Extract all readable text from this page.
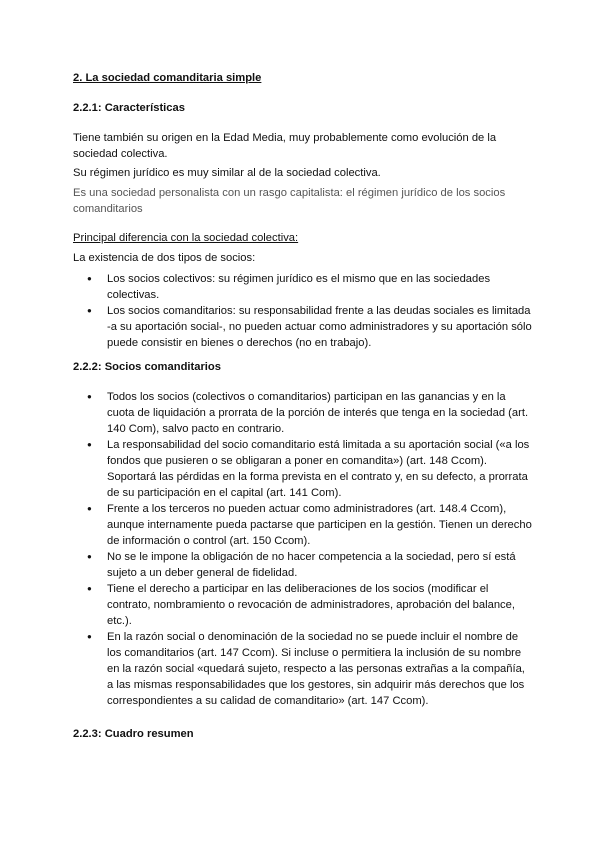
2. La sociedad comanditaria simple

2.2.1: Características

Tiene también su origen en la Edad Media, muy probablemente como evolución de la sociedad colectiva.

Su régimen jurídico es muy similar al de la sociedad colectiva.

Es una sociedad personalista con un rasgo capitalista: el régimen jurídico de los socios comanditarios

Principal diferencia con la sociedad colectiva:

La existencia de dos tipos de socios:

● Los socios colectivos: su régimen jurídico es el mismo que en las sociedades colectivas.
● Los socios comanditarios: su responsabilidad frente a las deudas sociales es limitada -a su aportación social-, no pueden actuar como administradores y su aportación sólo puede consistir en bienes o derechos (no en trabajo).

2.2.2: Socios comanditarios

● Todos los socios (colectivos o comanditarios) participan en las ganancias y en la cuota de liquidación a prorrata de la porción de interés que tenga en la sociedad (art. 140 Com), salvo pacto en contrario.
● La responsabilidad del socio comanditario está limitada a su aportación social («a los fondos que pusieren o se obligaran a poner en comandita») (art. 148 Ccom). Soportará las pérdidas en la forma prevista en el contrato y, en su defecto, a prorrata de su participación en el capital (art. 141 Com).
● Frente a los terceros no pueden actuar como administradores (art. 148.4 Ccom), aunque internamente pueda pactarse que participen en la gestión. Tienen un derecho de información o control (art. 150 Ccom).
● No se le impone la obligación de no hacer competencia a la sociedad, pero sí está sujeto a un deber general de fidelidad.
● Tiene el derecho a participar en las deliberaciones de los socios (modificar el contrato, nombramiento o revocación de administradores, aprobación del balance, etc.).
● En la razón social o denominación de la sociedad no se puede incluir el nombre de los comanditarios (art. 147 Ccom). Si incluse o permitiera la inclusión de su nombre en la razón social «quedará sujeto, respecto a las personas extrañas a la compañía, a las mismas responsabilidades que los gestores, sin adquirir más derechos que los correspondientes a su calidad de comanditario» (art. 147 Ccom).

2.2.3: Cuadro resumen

....................

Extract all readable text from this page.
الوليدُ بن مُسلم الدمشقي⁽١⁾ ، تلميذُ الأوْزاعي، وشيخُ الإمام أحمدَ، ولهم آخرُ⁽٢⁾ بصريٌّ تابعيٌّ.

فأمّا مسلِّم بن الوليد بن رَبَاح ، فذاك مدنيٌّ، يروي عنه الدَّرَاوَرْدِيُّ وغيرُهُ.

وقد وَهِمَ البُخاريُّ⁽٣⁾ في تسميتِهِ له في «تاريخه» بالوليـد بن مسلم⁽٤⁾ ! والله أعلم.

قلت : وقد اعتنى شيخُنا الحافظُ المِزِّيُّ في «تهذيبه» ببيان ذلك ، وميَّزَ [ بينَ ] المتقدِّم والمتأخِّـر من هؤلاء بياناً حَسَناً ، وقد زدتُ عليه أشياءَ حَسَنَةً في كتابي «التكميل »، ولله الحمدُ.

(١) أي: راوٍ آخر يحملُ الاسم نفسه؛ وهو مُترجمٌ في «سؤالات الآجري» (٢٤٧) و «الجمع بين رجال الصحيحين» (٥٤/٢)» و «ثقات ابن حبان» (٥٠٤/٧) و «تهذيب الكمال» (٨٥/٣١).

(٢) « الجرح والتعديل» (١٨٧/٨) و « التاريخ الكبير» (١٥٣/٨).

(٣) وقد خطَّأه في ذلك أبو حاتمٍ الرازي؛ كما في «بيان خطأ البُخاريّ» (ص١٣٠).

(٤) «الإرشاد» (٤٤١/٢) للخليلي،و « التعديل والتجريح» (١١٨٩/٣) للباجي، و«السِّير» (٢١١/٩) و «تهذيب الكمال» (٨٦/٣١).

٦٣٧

....................

JOB>
Your task is to pick out every line with the string "الكمال" and copy it.

EXERCISE OUTPUT>
(١) أي: راوٍ آخر يحملُ الاسم نفسه؛ وهو مُترجمٌ في «سؤالات الآجري» (٢٤٧) و «الجمع بين رجال الصحيحين» (٥٤/٢)» و «ثقات ابن حبان» (٥٠٤/٧) و «تهذيب الكمال» (٨٥/٣١).
(٤) «الإرشاد» (٤٤١/٢) للخليلي،و « التعديل والتجريح» (١١٨٩/٣) للباجي، و«السِّير» (٢١١/٩) و «تهذيب الكمال» (٨٦/٣١).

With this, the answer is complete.